» **Goal of the exercise**: Below is some material; set it all down exactly, apart from the pictures.

» **Records**:
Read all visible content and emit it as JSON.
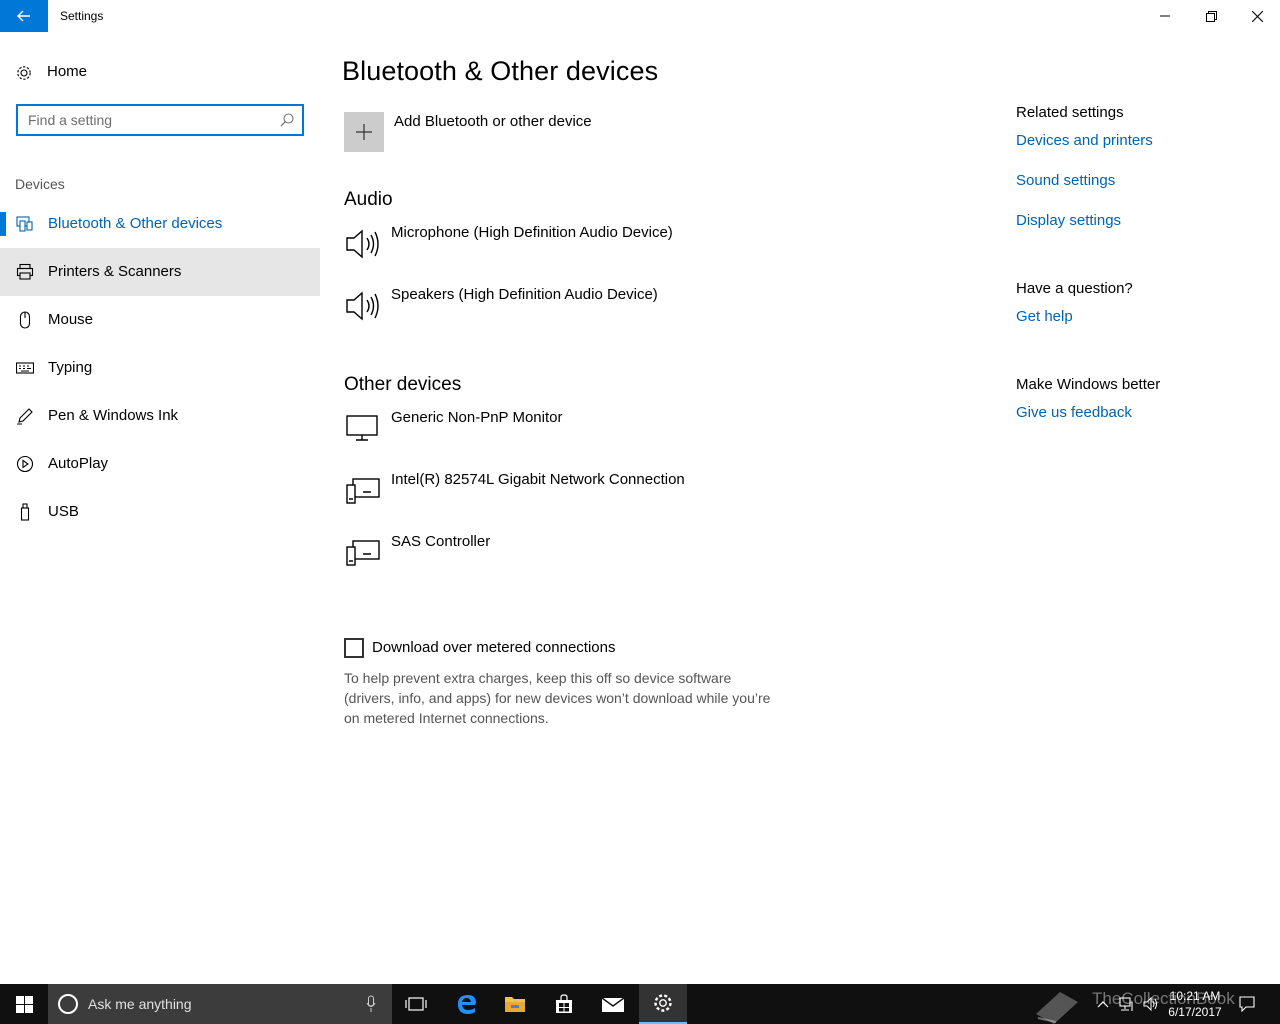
{
  "window": {
    "title": "Settings",
    "accent": "#0078d7",
    "link_color": "#0063b1"
  },
  "sidebar": {
    "home_label": "Home",
    "search_placeholder": "Find a setting",
    "section_label": "Devices",
    "items": [
      {
        "label": "Bluetooth & Other devices",
        "icon": "bluetooth-devices-icon",
        "state": "selected"
      },
      {
        "label": "Printers & Scanners",
        "icon": "printer-icon",
        "state": "hover"
      },
      {
        "label": "Mouse",
        "icon": "mouse-icon",
        "state": "normal"
      },
      {
        "label": "Typing",
        "icon": "keyboard-icon",
        "state": "normal"
      },
      {
        "label": "Pen & Windows Ink",
        "icon": "pen-icon",
        "state": "normal"
      },
      {
        "label": "AutoPlay",
        "icon": "autoplay-icon",
        "state": "normal"
      },
      {
        "label": "USB",
        "icon": "usb-icon",
        "state": "normal"
      }
    ]
  },
  "main": {
    "title": "Bluetooth & Other devices",
    "add_device_label": "Add Bluetooth or other device",
    "groups": [
      {
        "title": "Audio",
        "devices": [
          {
            "name": "Microphone (High Definition Audio Device)",
            "icon": "speaker-icon"
          },
          {
            "name": "Speakers (High Definition Audio Device)",
            "icon": "speaker-icon"
          }
        ]
      },
      {
        "title": "Other devices",
        "devices": [
          {
            "name": "Generic Non-PnP Monitor",
            "icon": "monitor-icon"
          },
          {
            "name": "Intel(R) 82574L Gigabit Network Connection",
            "icon": "generic-device-icon"
          },
          {
            "name": "SAS Controller",
            "icon": "generic-device-icon"
          }
        ]
      }
    ],
    "metered": {
      "label": "Download over metered connections",
      "checked": false,
      "help_text": "To help prevent extra charges, keep this off so device software (drivers, info, and apps) for new devices won’t download while you’re on metered Internet connections."
    }
  },
  "related": {
    "heading": "Related settings",
    "links": [
      "Devices and printers",
      "Sound settings",
      "Display settings"
    ],
    "question_heading": "Have a question?",
    "help_link": "Get help",
    "better_heading": "Make Windows better",
    "feedback_link": "Give us feedback"
  },
  "taskbar": {
    "search_placeholder": "Ask me anything",
    "time": "10:21 AM",
    "date": "6/17/2017",
    "watermark": "TheCollectionBook",
    "pinned": [
      "task-view-icon",
      "edge-icon",
      "file-explorer-icon",
      "store-icon",
      "mail-icon",
      "settings-icon"
    ]
  }
}
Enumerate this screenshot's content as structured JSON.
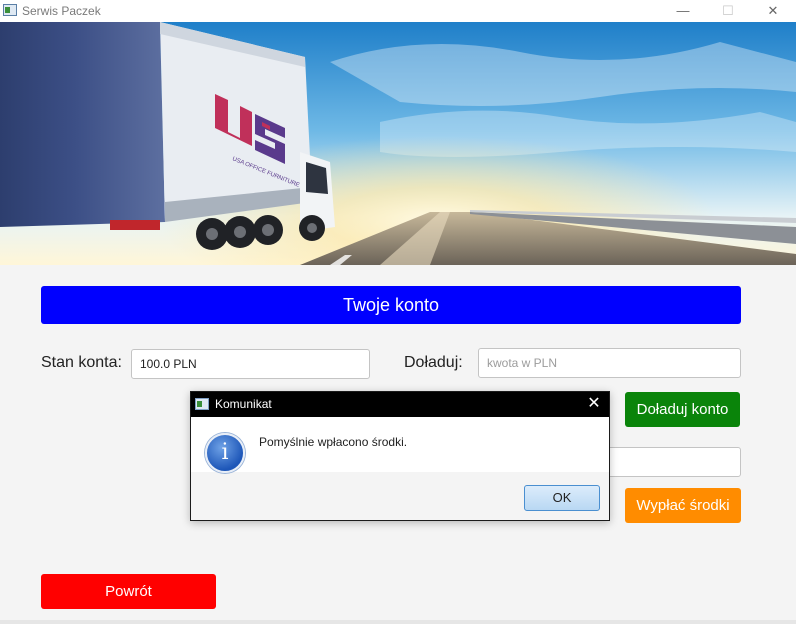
{
  "window": {
    "title": "Serwis Paczek",
    "minimize": "—",
    "maximize": "☐",
    "close": "✕"
  },
  "banner": {
    "logo_text": "USA",
    "logo_subtitle": "USA OFFICE FURNITURE"
  },
  "account": {
    "header": "Twoje konto",
    "balance_label": "Stan konta:",
    "balance_value": "100.0 PLN",
    "topup_label": "Doładuj:",
    "topup_placeholder": "kwota w PLN",
    "topup_button": "Doładuj konto",
    "withdraw_button": "Wypłać środki",
    "back_button": "Powrót"
  },
  "dialog": {
    "title": "Komunikat",
    "close": "✕",
    "icon": "info-icon",
    "icon_glyph": "i",
    "message": "Pomyślnie wpłacono środki.",
    "ok_button": "OK"
  },
  "colors": {
    "header_bar": "#0000ff",
    "topup_button": "#0a840a",
    "withdraw_button": "#ff8c00",
    "back_button": "#ff0000"
  }
}
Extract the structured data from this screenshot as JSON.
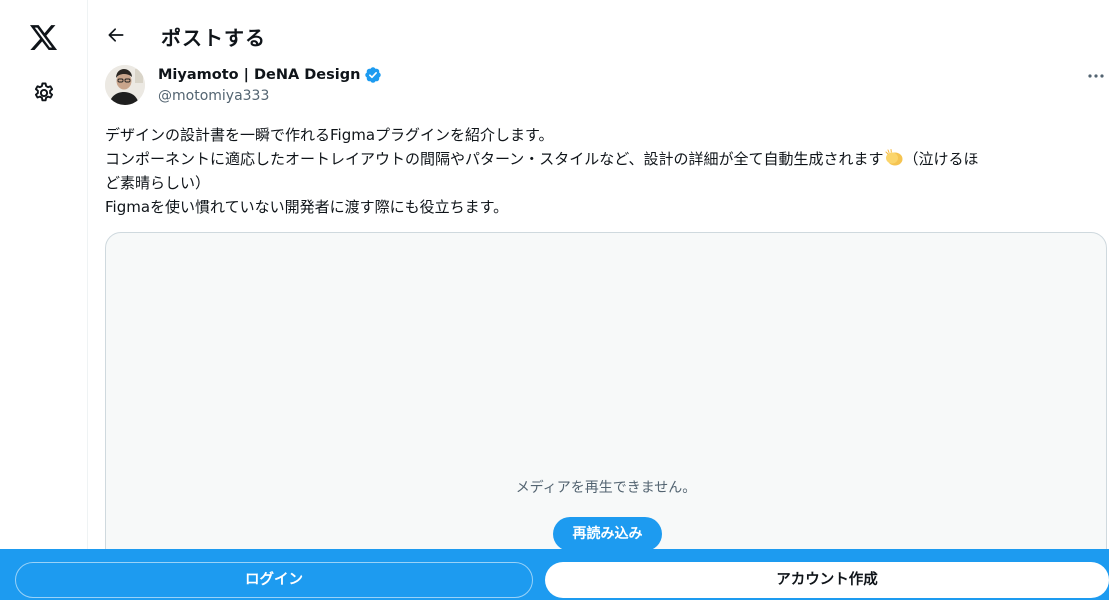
{
  "rail": {
    "logo_icon": "x-logo-icon",
    "settings_icon": "gear-icon"
  },
  "header": {
    "back_icon": "arrow-left-icon",
    "title": "ポストする"
  },
  "author": {
    "name": "Miyamoto | DeNA Design",
    "handle": "@motomiya333",
    "verified_icon": "verified-badge-icon",
    "verified_color": "#1d9bf0"
  },
  "tweet": {
    "line1": "デザインの設計書を一瞬で作れるFigmaプラグインを紹介します。",
    "line2": "コンポーネントに適応したオートレイアウトの間隔やパターン・スタイルなど、設計の詳細が全て自動生成されます",
    "line2_tail": "（泣けるほ",
    "line3": "ど素晴らしい）",
    "line4": "Figmaを使い慣れていない開発者に渡す際にも役立ちます。",
    "emoji_icon": "clapping-hands-icon"
  },
  "media": {
    "error_message": "メディアを再生できません。",
    "reload_label": "再読み込み"
  },
  "bottom_bar": {
    "login_label": "ログイン",
    "signup_label": "アカウント作成",
    "bar_color": "#1d9bf0"
  }
}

» **Complete response**:
Read all visible content and emit it as JSON.
{
  "window": {
    "title": "Settings",
    "accent": "#0078d7",
    "link_color": "#0063b1"
  },
  "sidebar": {
    "home_label": "Home",
    "search_placeholder": "Find a setting",
    "section_label": "Devices",
    "items": [
      {
        "label": "Bluetooth & Other devices",
        "icon": "bluetooth-devices-icon",
        "state": "selected"
      },
      {
        "label": "Printers & Scanners",
        "icon": "printer-icon",
        "state": "hover"
      },
      {
        "label": "Mouse",
        "icon": "mouse-icon",
        "state": "normal"
      },
      {
        "label": "Typing",
        "icon": "keyboard-icon",
        "state": "normal"
      },
      {
        "label": "Pen & Windows Ink",
        "icon": "pen-icon",
        "state": "normal"
      },
      {
        "label": "AutoPlay",
        "icon": "autoplay-icon",
        "state": "normal"
      },
      {
        "label": "USB",
        "icon": "usb-icon",
        "state": "normal"
      }
    ]
  },
  "main": {
    "title": "Bluetooth & Other devices",
    "add_device_label": "Add Bluetooth or other device",
    "groups": [
      {
        "title": "Audio",
        "devices": [
          {
            "name": "Microphone (High Definition Audio Device)",
            "icon": "speaker-icon"
          },
          {
            "name": "Speakers (High Definition Audio Device)",
            "icon": "speaker-icon"
          }
        ]
      },
      {
        "title": "Other devices",
        "devices": [
          {
            "name": "Generic Non-PnP Monitor",
            "icon": "monitor-icon"
          },
          {
            "name": "Intel(R) 82574L Gigabit Network Connection",
            "icon": "generic-device-icon"
          },
          {
            "name": "SAS Controller",
            "icon": "generic-device-icon"
          }
        ]
      }
    ],
    "metered": {
      "label": "Download over metered connections",
      "checked": false,
      "help_text": "To help prevent extra charges, keep this off so device software (drivers, info, and apps) for new devices won’t download while you’re on metered Internet connections."
    }
  },
  "related": {
    "heading": "Related settings",
    "links": [
      "Devices and printers",
      "Sound settings",
      "Display settings"
    ],
    "question_heading": "Have a question?",
    "help_link": "Get help",
    "better_heading": "Make Windows better",
    "feedback_link": "Give us feedback"
  },
  "taskbar": {
    "search_placeholder": "Ask me anything",
    "time": "10:21 AM",
    "date": "6/17/2017",
    "watermark": "TheCollectionBook",
    "pinned": [
      "task-view-icon",
      "edge-icon",
      "file-explorer-icon",
      "store-icon",
      "mail-icon",
      "settings-icon"
    ]
  }
}
Enumerate this screenshot's content as structured JSON.
{
  "window": {
    "title": "Serwis Paczek",
    "minimize": "—",
    "maximize": "☐",
    "close": "✕"
  },
  "banner": {
    "logo_text": "USA",
    "logo_subtitle": "USA OFFICE FURNITURE"
  },
  "account": {
    "header": "Twoje konto",
    "balance_label": "Stan konta:",
    "balance_value": "100.0 PLN",
    "topup_label": "Doładuj:",
    "topup_placeholder": "kwota w PLN",
    "topup_button": "Doładuj konto",
    "withdraw_button": "Wypłać środki",
    "back_button": "Powrót"
  },
  "dialog": {
    "title": "Komunikat",
    "close": "✕",
    "icon": "info-icon",
    "icon_glyph": "i",
    "message": "Pomyślnie wpłacono środki.",
    "ok_button": "OK"
  },
  "colors": {
    "header_bar": "#0000ff",
    "topup_button": "#0a840a",
    "withdraw_button": "#ff8c00",
    "back_button": "#ff0000"
  }
}
Extract the structured data from this screenshot as JSON.
{
  "rail": {
    "logo_icon": "x-logo-icon",
    "settings_icon": "gear-icon"
  },
  "header": {
    "back_icon": "arrow-left-icon",
    "title": "ポストする"
  },
  "author": {
    "name": "Miyamoto | DeNA Design",
    "handle": "@motomiya333",
    "verified_icon": "verified-badge-icon",
    "verified_color": "#1d9bf0"
  },
  "tweet": {
    "line1": "デザインの設計書を一瞬で作れるFigmaプラグインを紹介します。",
    "line2": "コンポーネントに適応したオートレイアウトの間隔やパターン・スタイルなど、設計の詳細が全て自動生成されます",
    "line2_tail": "（泣けるほ",
    "line3": "ど素晴らしい）",
    "line4": "Figmaを使い慣れていない開発者に渡す際にも役立ちます。",
    "emoji_icon": "clapping-hands-icon"
  },
  "media": {
    "error_message": "メディアを再生できません。",
    "reload_label": "再読み込み"
  },
  "bottom_bar": {
    "login_label": "ログイン",
    "signup_label": "アカウント作成",
    "bar_color": "#1d9bf0"
  }
}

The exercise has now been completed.